MATERIAL PROVIDED:
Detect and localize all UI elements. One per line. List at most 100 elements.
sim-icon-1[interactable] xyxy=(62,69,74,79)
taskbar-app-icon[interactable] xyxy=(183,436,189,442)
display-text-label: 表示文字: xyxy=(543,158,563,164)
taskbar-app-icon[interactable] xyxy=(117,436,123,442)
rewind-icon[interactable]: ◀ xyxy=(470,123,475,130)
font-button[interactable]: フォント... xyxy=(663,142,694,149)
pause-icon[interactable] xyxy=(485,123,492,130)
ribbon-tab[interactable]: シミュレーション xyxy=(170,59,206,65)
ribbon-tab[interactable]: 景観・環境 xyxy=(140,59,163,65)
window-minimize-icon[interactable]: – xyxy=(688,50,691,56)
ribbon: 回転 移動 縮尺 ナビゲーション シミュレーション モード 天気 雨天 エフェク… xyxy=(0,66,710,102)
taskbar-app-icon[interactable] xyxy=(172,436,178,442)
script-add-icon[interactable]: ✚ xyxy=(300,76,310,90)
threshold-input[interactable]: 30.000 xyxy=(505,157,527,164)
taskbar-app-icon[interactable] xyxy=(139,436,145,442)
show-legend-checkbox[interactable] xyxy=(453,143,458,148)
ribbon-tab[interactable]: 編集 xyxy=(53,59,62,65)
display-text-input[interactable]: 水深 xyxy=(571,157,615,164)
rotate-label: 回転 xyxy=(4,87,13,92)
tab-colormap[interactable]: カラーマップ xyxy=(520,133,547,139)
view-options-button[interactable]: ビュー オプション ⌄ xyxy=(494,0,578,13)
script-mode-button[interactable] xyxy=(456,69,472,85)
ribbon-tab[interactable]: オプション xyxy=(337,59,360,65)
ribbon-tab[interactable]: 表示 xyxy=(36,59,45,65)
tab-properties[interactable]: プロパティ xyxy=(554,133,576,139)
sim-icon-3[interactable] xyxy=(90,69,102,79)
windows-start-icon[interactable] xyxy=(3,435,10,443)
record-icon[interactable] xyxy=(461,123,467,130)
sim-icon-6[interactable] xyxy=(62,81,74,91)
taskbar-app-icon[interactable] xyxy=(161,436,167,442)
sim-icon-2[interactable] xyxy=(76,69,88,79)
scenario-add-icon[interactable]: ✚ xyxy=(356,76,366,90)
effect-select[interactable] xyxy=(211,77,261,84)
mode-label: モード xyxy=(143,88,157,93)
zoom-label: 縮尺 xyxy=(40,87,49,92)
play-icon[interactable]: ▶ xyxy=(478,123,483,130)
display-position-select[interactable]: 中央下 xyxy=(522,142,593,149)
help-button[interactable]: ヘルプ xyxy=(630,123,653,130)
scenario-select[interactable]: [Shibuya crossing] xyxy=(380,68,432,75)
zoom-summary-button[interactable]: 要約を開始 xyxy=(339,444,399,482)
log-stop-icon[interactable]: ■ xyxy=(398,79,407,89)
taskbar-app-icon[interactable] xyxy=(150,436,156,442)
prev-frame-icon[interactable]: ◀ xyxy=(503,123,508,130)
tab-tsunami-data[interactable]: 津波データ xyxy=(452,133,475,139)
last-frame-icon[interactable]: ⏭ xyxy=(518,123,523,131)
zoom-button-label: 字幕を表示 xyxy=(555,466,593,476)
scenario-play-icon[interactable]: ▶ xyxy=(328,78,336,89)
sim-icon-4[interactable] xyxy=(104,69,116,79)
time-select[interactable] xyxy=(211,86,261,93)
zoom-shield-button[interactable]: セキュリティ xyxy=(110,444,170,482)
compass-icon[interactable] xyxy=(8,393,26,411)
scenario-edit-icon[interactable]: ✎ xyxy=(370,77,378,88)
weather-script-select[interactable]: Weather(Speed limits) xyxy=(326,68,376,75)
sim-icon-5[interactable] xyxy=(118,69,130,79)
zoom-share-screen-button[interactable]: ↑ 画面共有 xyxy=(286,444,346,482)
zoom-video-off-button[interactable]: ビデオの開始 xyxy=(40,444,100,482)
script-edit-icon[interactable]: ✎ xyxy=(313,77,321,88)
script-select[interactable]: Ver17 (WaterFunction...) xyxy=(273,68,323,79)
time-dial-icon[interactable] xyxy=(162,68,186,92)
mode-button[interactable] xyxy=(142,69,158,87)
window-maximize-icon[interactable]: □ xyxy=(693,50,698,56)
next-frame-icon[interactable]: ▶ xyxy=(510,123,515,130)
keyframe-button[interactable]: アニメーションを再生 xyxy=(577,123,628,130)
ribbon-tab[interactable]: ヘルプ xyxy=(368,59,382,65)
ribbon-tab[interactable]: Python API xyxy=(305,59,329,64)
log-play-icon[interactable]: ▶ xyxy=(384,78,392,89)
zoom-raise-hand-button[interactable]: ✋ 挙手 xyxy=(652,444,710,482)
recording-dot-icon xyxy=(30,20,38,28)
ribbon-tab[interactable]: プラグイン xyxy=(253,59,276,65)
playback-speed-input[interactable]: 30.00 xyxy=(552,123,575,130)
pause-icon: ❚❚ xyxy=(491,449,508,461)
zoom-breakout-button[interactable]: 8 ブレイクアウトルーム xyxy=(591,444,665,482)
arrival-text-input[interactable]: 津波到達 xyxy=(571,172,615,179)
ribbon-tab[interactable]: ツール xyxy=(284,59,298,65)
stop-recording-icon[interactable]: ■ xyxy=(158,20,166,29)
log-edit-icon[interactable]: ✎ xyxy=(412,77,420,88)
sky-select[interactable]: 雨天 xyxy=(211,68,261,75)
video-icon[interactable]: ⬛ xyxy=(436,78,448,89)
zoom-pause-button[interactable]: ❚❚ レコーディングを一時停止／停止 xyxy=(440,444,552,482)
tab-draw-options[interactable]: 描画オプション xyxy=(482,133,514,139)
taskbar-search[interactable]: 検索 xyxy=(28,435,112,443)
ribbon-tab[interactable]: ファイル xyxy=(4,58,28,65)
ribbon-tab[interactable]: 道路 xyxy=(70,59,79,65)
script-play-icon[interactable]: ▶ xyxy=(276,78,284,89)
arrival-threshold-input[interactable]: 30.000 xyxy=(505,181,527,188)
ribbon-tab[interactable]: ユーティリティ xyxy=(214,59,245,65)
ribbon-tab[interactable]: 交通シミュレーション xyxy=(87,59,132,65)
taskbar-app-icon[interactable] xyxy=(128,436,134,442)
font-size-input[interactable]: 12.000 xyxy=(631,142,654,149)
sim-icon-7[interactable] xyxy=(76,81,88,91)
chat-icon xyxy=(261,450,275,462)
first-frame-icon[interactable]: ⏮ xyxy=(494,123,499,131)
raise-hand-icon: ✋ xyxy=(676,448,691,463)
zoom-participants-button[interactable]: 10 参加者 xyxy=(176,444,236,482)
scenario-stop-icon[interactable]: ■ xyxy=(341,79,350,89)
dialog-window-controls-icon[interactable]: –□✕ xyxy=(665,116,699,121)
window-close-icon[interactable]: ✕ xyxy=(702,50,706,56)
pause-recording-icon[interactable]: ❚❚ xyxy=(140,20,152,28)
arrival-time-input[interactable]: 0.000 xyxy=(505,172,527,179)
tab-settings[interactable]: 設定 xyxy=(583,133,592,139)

SHORT EXERCISE:
Could you reproduce the records above, from their first line through the line that contains "taskbar-app-icon[interactable] xyxy=(117,436,123,442)", including both of those lines?

EXERCISE SOLUTION:
Detect and localize all UI elements. One per line. List at most 100 elements.
sim-icon-1[interactable] xyxy=(62,69,74,79)
taskbar-app-icon[interactable] xyxy=(183,436,189,442)
display-text-label: 表示文字: xyxy=(543,158,563,164)
taskbar-app-icon[interactable] xyxy=(117,436,123,442)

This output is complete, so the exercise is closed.